§ Stored items from a collection
- - -
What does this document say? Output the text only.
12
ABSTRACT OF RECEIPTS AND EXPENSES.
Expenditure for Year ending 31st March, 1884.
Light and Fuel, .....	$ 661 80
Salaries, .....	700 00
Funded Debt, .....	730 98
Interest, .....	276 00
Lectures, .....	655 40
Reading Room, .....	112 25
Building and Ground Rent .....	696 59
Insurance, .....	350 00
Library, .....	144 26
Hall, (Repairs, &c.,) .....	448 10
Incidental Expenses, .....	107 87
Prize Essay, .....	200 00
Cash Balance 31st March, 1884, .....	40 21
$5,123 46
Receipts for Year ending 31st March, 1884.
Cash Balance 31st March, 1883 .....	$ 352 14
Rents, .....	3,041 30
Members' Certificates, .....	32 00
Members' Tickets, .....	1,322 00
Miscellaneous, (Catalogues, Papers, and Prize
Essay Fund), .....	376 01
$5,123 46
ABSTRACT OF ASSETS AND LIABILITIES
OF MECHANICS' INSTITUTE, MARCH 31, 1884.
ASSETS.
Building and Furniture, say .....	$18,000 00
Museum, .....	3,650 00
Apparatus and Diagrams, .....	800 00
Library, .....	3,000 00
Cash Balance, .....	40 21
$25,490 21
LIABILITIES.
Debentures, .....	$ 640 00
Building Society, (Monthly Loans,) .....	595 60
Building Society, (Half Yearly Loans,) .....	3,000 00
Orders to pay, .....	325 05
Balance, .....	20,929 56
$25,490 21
- - -
§ Short problem
Read the entries and show each line that mentions "ABSTRACT".

§ Result of this exercise
ABSTRACT OF RECEIPTS AND EXPENSES.
ABSTRACT OF ASSETS AND LIABILITIES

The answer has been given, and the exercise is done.